▸ Stated problem: Starting at "The random effect structure" and stopping after "most prominent effect.", write out the model description again, switching each "RelativeY" to "RelativeX".

▸ Text provided:
* * *
The fixed effects structure of the model included the relative distance between the two targets on the y axis (henceforth: RelativeY), the relative distance between the two targets on the x axis (henceforth: RelativeX), and a categorical predictor for condition (henceforth: Condition), as well as all interactions. The demonstrative word chosen to refer to T1 was used as outcome variable in the model. The distal demonstrative (that) was set as reference level, while the proximal form (this) was coded as success outcome.

The random effect structure included random intercepts for each participant as well as random slopes for RelativeY. The decision to only include slopes for RelativeY was made during the preregistration phase. The rationale was to keep the random effects structure simple enough to avoid potential convergence issues and therefore post-hoc adaptations of the model, while still accounting for between-participant variability in sensitivity to the expectedly most prominent effect.
* * *
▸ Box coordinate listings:
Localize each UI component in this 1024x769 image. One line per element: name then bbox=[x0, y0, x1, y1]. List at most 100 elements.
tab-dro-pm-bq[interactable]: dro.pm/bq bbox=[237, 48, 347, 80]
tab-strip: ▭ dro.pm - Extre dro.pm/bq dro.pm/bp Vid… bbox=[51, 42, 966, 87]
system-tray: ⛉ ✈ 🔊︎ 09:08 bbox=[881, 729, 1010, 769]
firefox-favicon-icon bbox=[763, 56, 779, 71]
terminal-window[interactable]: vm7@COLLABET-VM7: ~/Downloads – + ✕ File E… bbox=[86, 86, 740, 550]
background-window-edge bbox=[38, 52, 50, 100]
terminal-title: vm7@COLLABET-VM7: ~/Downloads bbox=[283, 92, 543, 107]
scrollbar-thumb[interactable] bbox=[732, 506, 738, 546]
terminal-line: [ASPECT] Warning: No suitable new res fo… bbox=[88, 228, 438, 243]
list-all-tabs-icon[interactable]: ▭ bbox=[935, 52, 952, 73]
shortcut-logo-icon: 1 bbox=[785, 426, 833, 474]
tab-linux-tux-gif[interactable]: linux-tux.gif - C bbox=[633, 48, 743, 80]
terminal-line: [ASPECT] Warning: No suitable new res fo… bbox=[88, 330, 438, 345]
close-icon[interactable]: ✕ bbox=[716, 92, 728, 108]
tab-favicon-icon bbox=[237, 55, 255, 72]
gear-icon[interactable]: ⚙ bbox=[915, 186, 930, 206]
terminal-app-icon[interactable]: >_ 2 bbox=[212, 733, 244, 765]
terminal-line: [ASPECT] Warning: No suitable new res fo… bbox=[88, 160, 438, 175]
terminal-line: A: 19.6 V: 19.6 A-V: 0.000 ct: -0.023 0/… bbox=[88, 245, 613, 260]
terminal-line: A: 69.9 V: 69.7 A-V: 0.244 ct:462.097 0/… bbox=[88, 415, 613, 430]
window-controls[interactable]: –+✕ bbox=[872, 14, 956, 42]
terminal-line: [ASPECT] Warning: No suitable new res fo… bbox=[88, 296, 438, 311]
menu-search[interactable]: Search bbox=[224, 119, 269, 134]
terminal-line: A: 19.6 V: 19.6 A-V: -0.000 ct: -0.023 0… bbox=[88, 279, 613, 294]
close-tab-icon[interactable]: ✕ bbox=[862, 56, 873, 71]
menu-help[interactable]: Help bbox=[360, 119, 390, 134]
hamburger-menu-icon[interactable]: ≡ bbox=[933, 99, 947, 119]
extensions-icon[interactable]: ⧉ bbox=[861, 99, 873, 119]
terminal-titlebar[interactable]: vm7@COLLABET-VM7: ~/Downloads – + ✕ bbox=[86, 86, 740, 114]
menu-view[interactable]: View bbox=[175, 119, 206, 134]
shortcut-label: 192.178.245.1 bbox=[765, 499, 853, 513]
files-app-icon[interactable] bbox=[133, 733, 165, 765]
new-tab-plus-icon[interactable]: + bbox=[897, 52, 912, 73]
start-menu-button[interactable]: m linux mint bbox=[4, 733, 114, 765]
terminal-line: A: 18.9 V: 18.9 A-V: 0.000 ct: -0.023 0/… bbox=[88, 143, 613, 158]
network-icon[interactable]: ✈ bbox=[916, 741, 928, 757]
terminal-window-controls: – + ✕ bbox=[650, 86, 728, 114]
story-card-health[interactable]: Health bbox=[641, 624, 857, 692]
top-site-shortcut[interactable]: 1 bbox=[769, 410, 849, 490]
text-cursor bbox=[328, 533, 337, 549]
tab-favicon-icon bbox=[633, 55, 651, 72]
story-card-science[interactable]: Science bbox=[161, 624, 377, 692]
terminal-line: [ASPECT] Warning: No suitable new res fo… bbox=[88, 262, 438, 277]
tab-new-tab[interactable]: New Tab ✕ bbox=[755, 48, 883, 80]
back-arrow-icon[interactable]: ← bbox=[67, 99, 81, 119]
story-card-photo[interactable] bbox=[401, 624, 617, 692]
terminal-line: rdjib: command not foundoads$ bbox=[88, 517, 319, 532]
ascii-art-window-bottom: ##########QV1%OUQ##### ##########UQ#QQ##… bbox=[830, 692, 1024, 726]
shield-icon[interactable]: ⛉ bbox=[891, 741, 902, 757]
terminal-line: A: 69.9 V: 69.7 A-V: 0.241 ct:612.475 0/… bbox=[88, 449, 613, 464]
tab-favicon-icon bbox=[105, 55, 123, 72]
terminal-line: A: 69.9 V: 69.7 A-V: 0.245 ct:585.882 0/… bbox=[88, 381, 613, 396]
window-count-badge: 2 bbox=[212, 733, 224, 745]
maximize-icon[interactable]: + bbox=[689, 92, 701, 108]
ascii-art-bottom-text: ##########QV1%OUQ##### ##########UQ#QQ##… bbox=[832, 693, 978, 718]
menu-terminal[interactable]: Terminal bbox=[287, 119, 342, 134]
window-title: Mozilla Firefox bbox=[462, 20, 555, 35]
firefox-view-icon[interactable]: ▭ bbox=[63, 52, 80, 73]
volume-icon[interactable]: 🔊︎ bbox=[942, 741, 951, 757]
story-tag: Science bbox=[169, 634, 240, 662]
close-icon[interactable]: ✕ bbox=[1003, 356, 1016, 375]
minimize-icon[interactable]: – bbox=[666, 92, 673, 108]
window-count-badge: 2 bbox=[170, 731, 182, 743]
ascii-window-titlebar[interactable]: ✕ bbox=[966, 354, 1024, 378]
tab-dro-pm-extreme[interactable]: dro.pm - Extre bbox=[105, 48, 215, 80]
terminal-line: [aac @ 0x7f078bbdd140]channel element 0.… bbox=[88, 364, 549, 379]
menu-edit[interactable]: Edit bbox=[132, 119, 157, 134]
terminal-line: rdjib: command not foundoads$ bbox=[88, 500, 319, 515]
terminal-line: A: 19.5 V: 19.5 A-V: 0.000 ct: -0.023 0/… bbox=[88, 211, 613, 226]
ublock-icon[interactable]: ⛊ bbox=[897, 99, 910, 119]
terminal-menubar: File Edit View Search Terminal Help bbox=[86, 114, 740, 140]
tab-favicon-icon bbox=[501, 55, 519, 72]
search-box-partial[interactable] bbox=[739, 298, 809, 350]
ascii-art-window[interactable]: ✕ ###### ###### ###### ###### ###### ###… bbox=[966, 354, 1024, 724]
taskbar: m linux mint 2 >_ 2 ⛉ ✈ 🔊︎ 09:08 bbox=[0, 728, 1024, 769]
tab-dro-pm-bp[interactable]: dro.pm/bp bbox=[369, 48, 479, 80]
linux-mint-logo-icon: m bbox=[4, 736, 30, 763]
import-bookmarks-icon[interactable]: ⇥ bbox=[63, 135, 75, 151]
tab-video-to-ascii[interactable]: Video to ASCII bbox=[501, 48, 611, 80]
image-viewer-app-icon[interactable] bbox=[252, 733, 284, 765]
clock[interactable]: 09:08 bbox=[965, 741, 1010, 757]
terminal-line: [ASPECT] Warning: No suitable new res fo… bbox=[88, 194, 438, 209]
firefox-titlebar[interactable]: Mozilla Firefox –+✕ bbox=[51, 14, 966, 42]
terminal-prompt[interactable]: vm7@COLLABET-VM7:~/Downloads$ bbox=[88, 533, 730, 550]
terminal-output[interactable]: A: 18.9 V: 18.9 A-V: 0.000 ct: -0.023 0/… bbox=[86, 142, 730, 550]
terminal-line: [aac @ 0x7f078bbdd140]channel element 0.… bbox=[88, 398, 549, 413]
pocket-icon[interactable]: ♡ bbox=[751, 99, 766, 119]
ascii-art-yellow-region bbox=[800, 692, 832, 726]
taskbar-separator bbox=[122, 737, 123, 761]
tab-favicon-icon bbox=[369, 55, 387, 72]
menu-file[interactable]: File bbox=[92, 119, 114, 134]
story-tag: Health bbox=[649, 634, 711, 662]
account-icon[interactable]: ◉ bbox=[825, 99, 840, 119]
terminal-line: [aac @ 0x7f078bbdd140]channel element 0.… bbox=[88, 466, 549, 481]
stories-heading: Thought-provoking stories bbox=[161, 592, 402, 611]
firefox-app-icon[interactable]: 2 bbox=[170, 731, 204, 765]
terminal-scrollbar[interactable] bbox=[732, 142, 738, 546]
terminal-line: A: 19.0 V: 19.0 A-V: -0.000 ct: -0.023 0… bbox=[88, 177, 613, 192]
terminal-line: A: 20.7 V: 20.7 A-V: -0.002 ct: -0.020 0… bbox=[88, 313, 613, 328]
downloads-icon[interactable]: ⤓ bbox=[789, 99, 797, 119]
* * *
▸ Output below:
The random effect structure included random intercepts for each participant as well as random slopes for RelativeX. The decision to only include slopes for RelativeX was made during the preregistration phase. The rationale was to keep the random effects structure simple enough to avoid potential convergence issues and therefore post-hoc adaptations of the model, while still accounting for between-participant variability in sensitivity to the expectedly most prominent effect.